### Exercise goal
Update the rows below by changing every "pixel" to "image" and keeping everything else the same.
* begin Exercise materials *
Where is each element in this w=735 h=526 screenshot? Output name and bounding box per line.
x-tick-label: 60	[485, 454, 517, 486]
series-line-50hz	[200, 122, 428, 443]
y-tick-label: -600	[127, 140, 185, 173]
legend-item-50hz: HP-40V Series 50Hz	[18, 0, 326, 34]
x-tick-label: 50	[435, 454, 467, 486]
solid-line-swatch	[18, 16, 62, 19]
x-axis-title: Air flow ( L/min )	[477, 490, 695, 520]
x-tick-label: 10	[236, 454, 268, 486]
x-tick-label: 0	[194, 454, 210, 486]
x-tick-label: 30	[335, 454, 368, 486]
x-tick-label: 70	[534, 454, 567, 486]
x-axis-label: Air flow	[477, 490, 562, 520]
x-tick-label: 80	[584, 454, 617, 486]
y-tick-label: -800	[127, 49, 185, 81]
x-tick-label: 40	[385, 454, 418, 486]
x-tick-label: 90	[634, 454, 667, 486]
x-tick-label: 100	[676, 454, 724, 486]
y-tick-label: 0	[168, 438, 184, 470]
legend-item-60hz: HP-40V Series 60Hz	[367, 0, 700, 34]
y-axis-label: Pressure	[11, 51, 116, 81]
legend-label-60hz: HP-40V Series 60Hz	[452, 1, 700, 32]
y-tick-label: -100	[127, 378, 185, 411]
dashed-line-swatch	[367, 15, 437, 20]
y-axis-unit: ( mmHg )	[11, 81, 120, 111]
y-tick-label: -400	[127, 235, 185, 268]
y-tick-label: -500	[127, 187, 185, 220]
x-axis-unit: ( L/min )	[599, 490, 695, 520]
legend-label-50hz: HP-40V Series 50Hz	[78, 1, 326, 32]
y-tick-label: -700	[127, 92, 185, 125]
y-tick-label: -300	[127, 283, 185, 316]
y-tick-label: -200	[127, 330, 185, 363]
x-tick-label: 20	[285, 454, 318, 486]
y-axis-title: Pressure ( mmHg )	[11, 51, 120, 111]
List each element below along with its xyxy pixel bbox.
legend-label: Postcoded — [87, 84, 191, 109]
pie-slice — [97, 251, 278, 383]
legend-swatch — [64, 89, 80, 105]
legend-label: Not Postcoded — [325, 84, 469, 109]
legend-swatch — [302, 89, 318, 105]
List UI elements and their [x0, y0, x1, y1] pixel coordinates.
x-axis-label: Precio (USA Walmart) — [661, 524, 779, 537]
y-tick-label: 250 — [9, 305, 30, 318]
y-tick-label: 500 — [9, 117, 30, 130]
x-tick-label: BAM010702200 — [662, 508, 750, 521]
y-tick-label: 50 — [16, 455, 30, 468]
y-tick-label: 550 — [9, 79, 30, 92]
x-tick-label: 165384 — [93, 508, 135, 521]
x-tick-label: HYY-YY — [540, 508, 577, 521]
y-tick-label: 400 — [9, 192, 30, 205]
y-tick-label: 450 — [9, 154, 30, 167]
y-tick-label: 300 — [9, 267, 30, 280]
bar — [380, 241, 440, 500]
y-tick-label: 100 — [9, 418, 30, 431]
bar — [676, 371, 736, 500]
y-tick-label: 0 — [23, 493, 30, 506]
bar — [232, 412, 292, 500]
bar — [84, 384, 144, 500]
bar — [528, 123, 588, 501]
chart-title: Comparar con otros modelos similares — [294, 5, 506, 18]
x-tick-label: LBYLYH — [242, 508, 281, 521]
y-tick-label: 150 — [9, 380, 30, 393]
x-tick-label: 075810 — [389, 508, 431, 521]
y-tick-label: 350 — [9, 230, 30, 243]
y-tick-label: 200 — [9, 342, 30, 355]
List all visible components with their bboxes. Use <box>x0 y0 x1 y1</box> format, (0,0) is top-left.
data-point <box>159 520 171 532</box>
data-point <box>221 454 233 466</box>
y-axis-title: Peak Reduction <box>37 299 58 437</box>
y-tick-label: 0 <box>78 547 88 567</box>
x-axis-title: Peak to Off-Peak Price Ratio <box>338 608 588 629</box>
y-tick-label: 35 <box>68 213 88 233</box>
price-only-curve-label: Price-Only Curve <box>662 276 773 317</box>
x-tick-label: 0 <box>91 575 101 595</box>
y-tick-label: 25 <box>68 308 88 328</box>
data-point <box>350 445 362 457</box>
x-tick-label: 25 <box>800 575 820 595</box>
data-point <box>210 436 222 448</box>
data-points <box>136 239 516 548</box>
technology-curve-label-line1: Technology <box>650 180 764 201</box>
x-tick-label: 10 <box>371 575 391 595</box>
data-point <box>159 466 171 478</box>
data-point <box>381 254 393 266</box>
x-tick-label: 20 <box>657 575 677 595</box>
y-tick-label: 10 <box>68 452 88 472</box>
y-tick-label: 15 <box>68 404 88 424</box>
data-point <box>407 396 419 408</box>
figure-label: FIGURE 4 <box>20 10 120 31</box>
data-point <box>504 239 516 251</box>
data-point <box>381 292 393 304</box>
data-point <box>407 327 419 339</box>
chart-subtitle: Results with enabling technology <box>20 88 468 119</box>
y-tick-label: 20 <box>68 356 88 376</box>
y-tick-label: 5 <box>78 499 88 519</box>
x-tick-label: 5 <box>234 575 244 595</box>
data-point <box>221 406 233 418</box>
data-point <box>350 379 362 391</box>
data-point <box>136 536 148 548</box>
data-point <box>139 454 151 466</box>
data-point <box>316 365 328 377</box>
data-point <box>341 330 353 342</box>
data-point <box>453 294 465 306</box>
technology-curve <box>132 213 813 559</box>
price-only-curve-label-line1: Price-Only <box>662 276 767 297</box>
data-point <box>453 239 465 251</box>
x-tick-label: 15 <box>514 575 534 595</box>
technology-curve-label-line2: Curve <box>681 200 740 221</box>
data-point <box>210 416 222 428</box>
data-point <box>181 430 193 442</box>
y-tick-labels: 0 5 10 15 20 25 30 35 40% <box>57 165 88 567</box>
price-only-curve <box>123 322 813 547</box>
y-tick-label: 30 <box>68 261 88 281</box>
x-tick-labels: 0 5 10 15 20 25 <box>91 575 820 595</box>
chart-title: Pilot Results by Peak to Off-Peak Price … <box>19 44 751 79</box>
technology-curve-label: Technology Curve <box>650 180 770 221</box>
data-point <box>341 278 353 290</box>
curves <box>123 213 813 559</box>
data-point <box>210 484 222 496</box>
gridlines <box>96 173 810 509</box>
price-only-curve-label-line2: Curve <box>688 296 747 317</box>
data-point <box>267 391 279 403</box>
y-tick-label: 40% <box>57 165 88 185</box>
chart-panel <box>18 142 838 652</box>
* end Exercise materials *
### Response to this exercise
Where is each element in this w=735 h=526 screenshot? Output name and bounding box per line.
x-tick-label: 60	[485, 454, 517, 486]
series-line-50hz	[200, 122, 428, 443]
y-tick-label: -600	[127, 140, 185, 173]
legend-item-50hz: HP-40V Series 50Hz	[18, 0, 326, 34]
x-tick-label: 50	[435, 454, 467, 486]
solid-line-swatch	[18, 16, 62, 19]
x-axis-title: Air flow ( L/min )	[477, 490, 695, 520]
x-tick-label: 10	[236, 454, 268, 486]
x-tick-label: 0	[194, 454, 210, 486]
x-tick-label: 30	[335, 454, 368, 486]
x-tick-label: 70	[534, 454, 567, 486]
x-axis-label: Air flow	[477, 490, 562, 520]
x-tick-label: 80	[584, 454, 617, 486]
y-tick-label: -800	[127, 49, 185, 81]
x-tick-label: 40	[385, 454, 418, 486]
x-tick-label: 90	[634, 454, 667, 486]
x-tick-label: 100	[676, 454, 724, 486]
y-tick-label: 0	[168, 438, 184, 470]
legend-item-60hz: HP-40V Series 60Hz	[367, 0, 700, 34]
y-axis-label: Pressure	[11, 51, 116, 81]
legend-label-60hz: HP-40V Series 60Hz	[452, 1, 700, 32]
y-tick-label: -100	[127, 378, 185, 411]
dashed-line-swatch	[367, 15, 437, 20]
y-axis-unit: ( mmHg )	[11, 81, 120, 111]
y-tick-label: -400	[127, 235, 185, 268]
y-tick-label: -500	[127, 187, 185, 220]
x-axis-unit: ( L/min )	[599, 490, 695, 520]
legend-label-50hz: HP-40V Series 50Hz	[78, 1, 326, 32]
y-tick-label: -700	[127, 92, 185, 125]
y-tick-label: -300	[127, 283, 185, 316]
y-tick-label: -200	[127, 330, 185, 363]
x-tick-label: 20	[285, 454, 318, 486]
y-axis-title: Pressure ( mmHg )	[11, 51, 120, 111]
List each element below along with its xyxy image bbox.
legend-label: Postcoded — [87, 84, 191, 109]
pie-slice — [97, 251, 278, 383]
legend-swatch — [64, 89, 80, 105]
legend-label: Not Postcoded — [325, 84, 469, 109]
legend-swatch — [302, 89, 318, 105]
List UI elements and their [x0, y0, x1, y1] image coordinates.
x-axis-label: Precio (USA Walmart) — [661, 524, 779, 537]
y-tick-label: 250 — [9, 305, 30, 318]
y-tick-label: 500 — [9, 117, 30, 130]
x-tick-label: BAM010702200 — [662, 508, 750, 521]
y-tick-label: 50 — [16, 455, 30, 468]
y-tick-label: 550 — [9, 79, 30, 92]
x-tick-label: 165384 — [93, 508, 135, 521]
x-tick-label: HYY-YY — [540, 508, 577, 521]
y-tick-label: 400 — [9, 192, 30, 205]
y-tick-label: 450 — [9, 154, 30, 167]
y-tick-label: 300 — [9, 267, 30, 280]
bar — [380, 241, 440, 500]
y-tick-label: 100 — [9, 418, 30, 431]
bar — [676, 371, 736, 500]
y-tick-label: 0 — [23, 493, 30, 506]
bar — [232, 412, 292, 500]
bar — [84, 384, 144, 500]
bar — [528, 123, 588, 501]
chart-title: Comparar con otros modelos similares — [294, 5, 506, 18]
x-tick-label: LBYLYH — [242, 508, 281, 521]
y-tick-label: 150 — [9, 380, 30, 393]
x-tick-label: 075810 — [389, 508, 431, 521]
y-tick-label: 350 — [9, 230, 30, 243]
y-tick-label: 200 — [9, 342, 30, 355]
List all visible components with their bboxes. Use <box>x0 y0 x1 y1</box> format, (0,0) is top-left.
data-point <box>159 520 171 532</box>
data-point <box>221 454 233 466</box>
y-axis-title: Peak Reduction <box>37 299 58 437</box>
y-tick-label: 0 <box>78 547 88 567</box>
x-axis-title: Peak to Off-Peak Price Ratio <box>338 608 588 629</box>
y-tick-label: 35 <box>68 213 88 233</box>
price-only-curve-label: Price-Only Curve <box>662 276 773 317</box>
x-tick-label: 0 <box>91 575 101 595</box>
y-tick-label: 25 <box>68 308 88 328</box>
data-point <box>350 445 362 457</box>
x-tick-label: 25 <box>800 575 820 595</box>
data-point <box>210 436 222 448</box>
data-points <box>136 239 516 548</box>
technology-curve-label-line1: Technology <box>650 180 764 201</box>
x-tick-label: 10 <box>371 575 391 595</box>
data-point <box>159 466 171 478</box>
data-point <box>381 254 393 266</box>
x-tick-label: 20 <box>657 575 677 595</box>
y-tick-label: 10 <box>68 452 88 472</box>
y-tick-label: 15 <box>68 404 88 424</box>
data-point <box>407 396 419 408</box>
figure-label: FIGURE 4 <box>20 10 120 31</box>
data-point <box>504 239 516 251</box>
data-point <box>381 292 393 304</box>
data-point <box>407 327 419 339</box>
chart-subtitle: Results with enabling technology <box>20 88 468 119</box>
y-tick-label: 20 <box>68 356 88 376</box>
y-tick-label: 5 <box>78 499 88 519</box>
x-tick-label: 5 <box>234 575 244 595</box>
data-point <box>221 406 233 418</box>
data-point <box>350 379 362 391</box>
data-point <box>136 536 148 548</box>
data-point <box>139 454 151 466</box>
data-point <box>316 365 328 377</box>
data-point <box>341 330 353 342</box>
data-point <box>453 294 465 306</box>
technology-curve <box>132 213 813 559</box>
price-only-curve-label-line1: Price-Only <box>662 276 767 297</box>
data-point <box>453 239 465 251</box>
x-tick-label: 15 <box>514 575 534 595</box>
technology-curve-label-line2: Curve <box>681 200 740 221</box>
data-point <box>210 416 222 428</box>
data-point <box>181 430 193 442</box>
y-tick-labels: 0 5 10 15 20 25 30 35 40% <box>57 165 88 567</box>
price-only-curve <box>123 322 813 547</box>
y-tick-label: 30 <box>68 261 88 281</box>
x-tick-labels: 0 5 10 15 20 25 <box>91 575 820 595</box>
chart-title: Pilot Results by Peak to Off-Peak Price … <box>19 44 751 79</box>
technology-curve-label: Technology Curve <box>650 180 770 221</box>
data-point <box>341 278 353 290</box>
curves <box>123 213 813 559</box>
data-point <box>210 484 222 496</box>
gridlines <box>96 173 810 509</box>
price-only-curve-label-line2: Curve <box>688 296 747 317</box>
data-point <box>267 391 279 403</box>
y-tick-label: 40% <box>57 165 88 185</box>
chart-panel <box>18 142 838 652</box>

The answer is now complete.